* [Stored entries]
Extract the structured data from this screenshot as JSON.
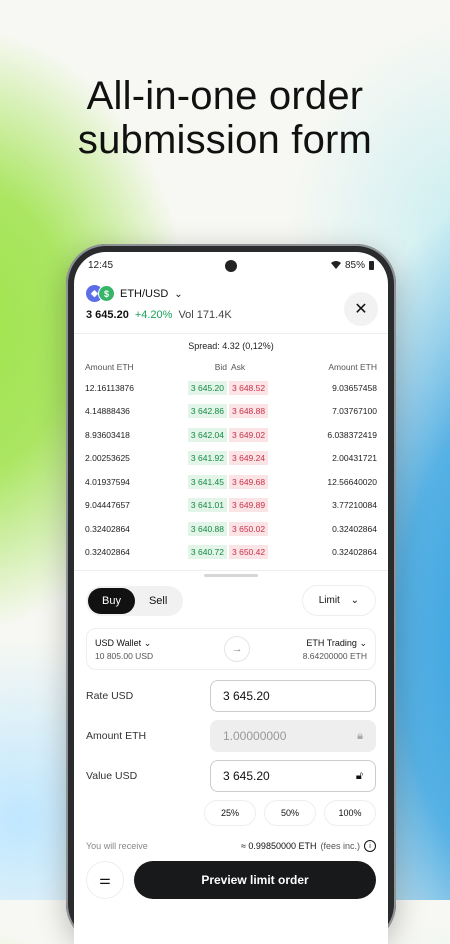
{
  "headline": {
    "line1": "All-in-one order",
    "line2": "submission form"
  },
  "status_bar": {
    "time": "12:45",
    "battery": "85%"
  },
  "pair": {
    "name": "ETH/USD",
    "price": "3 645.20",
    "change": "+4.20%",
    "volume": "Vol 171.4K"
  },
  "orderbook": {
    "spread": "Spread: 4.32 (0,12%)",
    "headers": {
      "amount_left": "Amount ETH",
      "bid": "Bid",
      "ask": "Ask",
      "amount_right": "Amount ETH"
    },
    "rows": [
      {
        "amount_left": "12.16113876",
        "bid": "3 645.20",
        "ask": "3 648.52",
        "amount_right": "9.03657458"
      },
      {
        "amount_left": "4.14888436",
        "bid": "3 642.86",
        "ask": "3 648.88",
        "amount_right": "7.03767100"
      },
      {
        "amount_left": "8.93603418",
        "bid": "3 642.04",
        "ask": "3 649.02",
        "amount_right": "6.038372419"
      },
      {
        "amount_left": "2.00253625",
        "bid": "3 641.92",
        "ask": "3 649.24",
        "amount_right": "2.00431721"
      },
      {
        "amount_left": "4.01937594",
        "bid": "3 641.45",
        "ask": "3 649.68",
        "amount_right": "12.56640020"
      },
      {
        "amount_left": "9.04447657",
        "bid": "3 641.01",
        "ask": "3 649.89",
        "amount_right": "3.77210084"
      },
      {
        "amount_left": "0.32402864",
        "bid": "3 640.88",
        "ask": "3 650.02",
        "amount_right": "0.32402864"
      },
      {
        "amount_left": "0.32402864",
        "bid": "3 640.72",
        "ask": "3 650.42",
        "amount_right": "0.32402864"
      }
    ]
  },
  "form": {
    "buy_label": "Buy",
    "sell_label": "Sell",
    "order_type": "Limit",
    "from_wallet": {
      "name": "USD Wallet",
      "balance": "10 805.00 USD"
    },
    "to_wallet": {
      "name": "ETH Trading",
      "balance": "8.64200000 ETH"
    },
    "rate_label": "Rate USD",
    "rate_value": "3 645.20",
    "amount_label": "Amount ETH",
    "amount_value": "1.00000000",
    "value_label": "Value USD",
    "value_value": "3 645.20",
    "percents": [
      "25%",
      "50%",
      "100%"
    ],
    "receive_label": "You will receive",
    "receive_value": "≈ 0.99850000 ETH",
    "receive_fees": "(fees inc.)",
    "preview_button": "Preview limit order"
  },
  "colors": {
    "bid_green": "#138a44",
    "ask_red": "#c9314a",
    "dark_button": "#17191b"
  }
}
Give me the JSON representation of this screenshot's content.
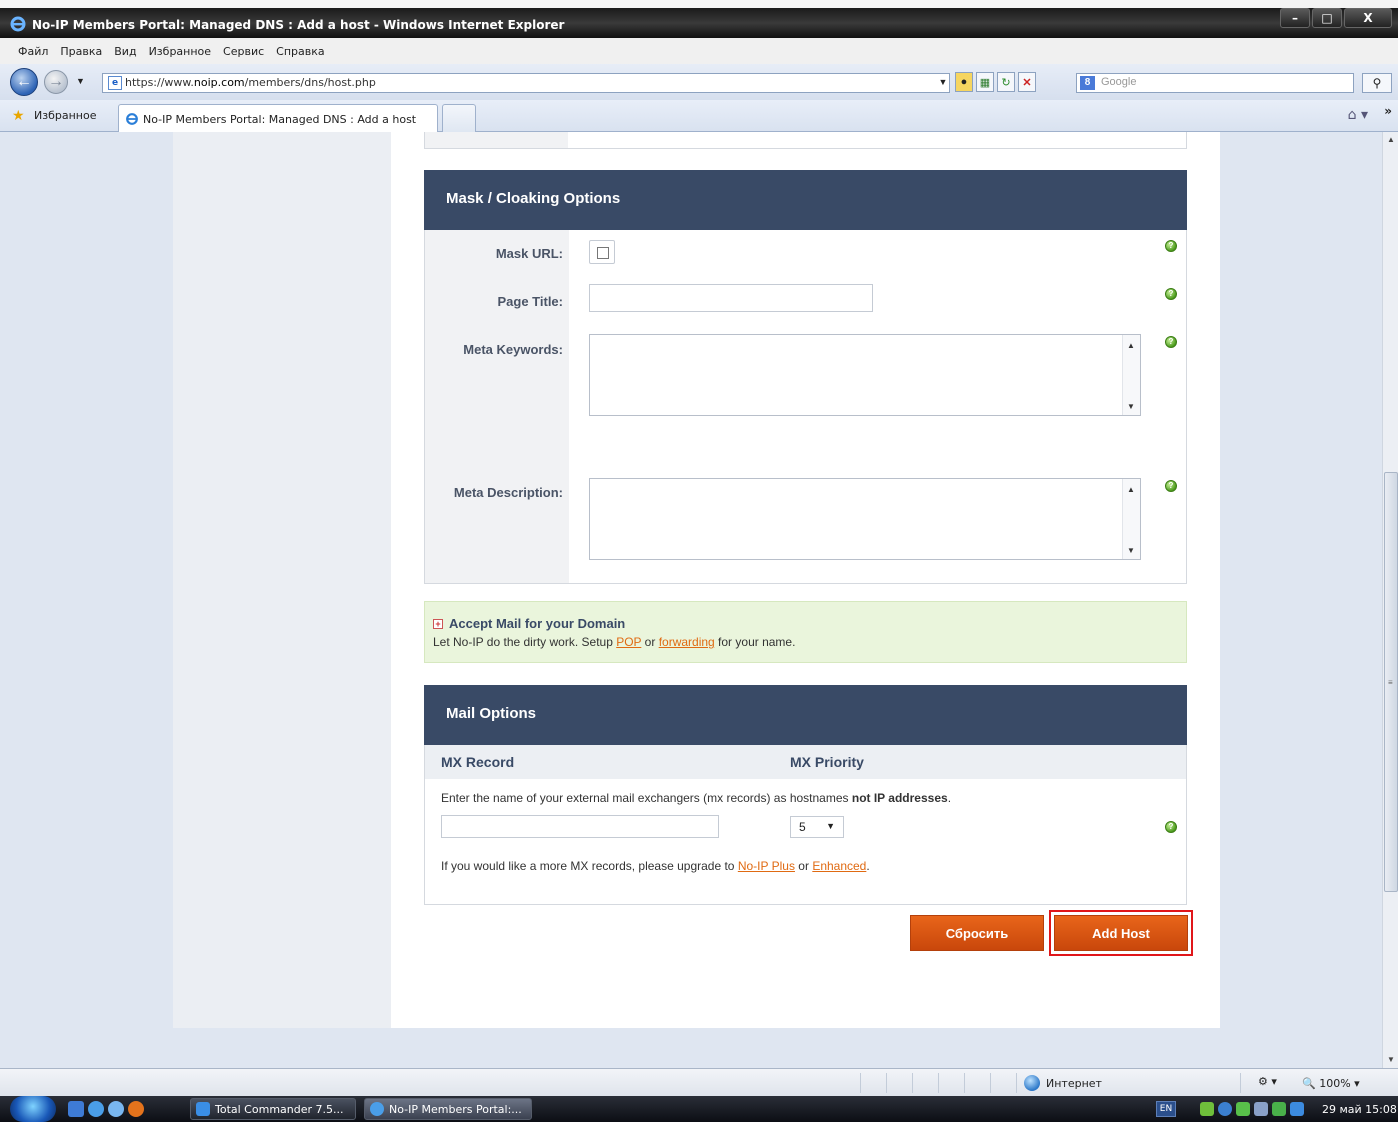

* [WHAT THIS TASK INVOLVES]
Reproduce the data verbatim. Do not carry any picture into the copy.

* [RESPONSE TO THE EXERCISE]
Extract the structured data from this screenshot as JSON.
{
  "headline": {
    "line1": "All-in-one order",
    "line2": "submission form"
  },
  "status_bar": {
    "time": "12:45",
    "battery": "85%"
  },
  "pair": {
    "name": "ETH/USD",
    "price": "3 645.20",
    "change": "+4.20%",
    "volume": "Vol 171.4K"
  },
  "orderbook": {
    "spread": "Spread: 4.32 (0,12%)",
    "headers": {
      "amount_left": "Amount ETH",
      "bid": "Bid",
      "ask": "Ask",
      "amount_right": "Amount ETH"
    },
    "rows": [
      {
        "amount_left": "12.16113876",
        "bid": "3 645.20",
        "ask": "3 648.52",
        "amount_right": "9.03657458"
      },
      {
        "amount_left": "4.14888436",
        "bid": "3 642.86",
        "ask": "3 648.88",
        "amount_right": "7.03767100"
      },
      {
        "amount_left": "8.93603418",
        "bid": "3 642.04",
        "ask": "3 649.02",
        "amount_right": "6.038372419"
      },
      {
        "amount_left": "2.00253625",
        "bid": "3 641.92",
        "ask": "3 649.24",
        "amount_right": "2.00431721"
      },
      {
        "amount_left": "4.01937594",
        "bid": "3 641.45",
        "ask": "3 649.68",
        "amount_right": "12.56640020"
      },
      {
        "amount_left": "9.04447657",
        "bid": "3 641.01",
        "ask": "3 649.89",
        "amount_right": "3.77210084"
      },
      {
        "amount_left": "0.32402864",
        "bid": "3 640.88",
        "ask": "3 650.02",
        "amount_right": "0.32402864"
      },
      {
        "amount_left": "0.32402864",
        "bid": "3 640.72",
        "ask": "3 650.42",
        "amount_right": "0.32402864"
      }
    ]
  },
  "form": {
    "buy_label": "Buy",
    "sell_label": "Sell",
    "order_type": "Limit",
    "from_wallet": {
      "name": "USD Wallet",
      "balance": "10 805.00 USD"
    },
    "to_wallet": {
      "name": "ETH Trading",
      "balance": "8.64200000 ETH"
    },
    "rate_label": "Rate USD",
    "rate_value": "3 645.20",
    "amount_label": "Amount ETH",
    "amount_value": "1.00000000",
    "value_label": "Value USD",
    "value_value": "3 645.20",
    "percents": [
      "25%",
      "50%",
      "100%"
    ],
    "receive_label": "You will receive",
    "receive_value": "≈ 0.99850000 ETH",
    "receive_fees": "(fees inc.)",
    "preview_button": "Preview limit order"
  },
  "colors": {
    "bid_green": "#138a44",
    "ask_red": "#c9314a",
    "dark_button": "#17191b"
  }
}
Give me the JSON representation of this screenshot's content.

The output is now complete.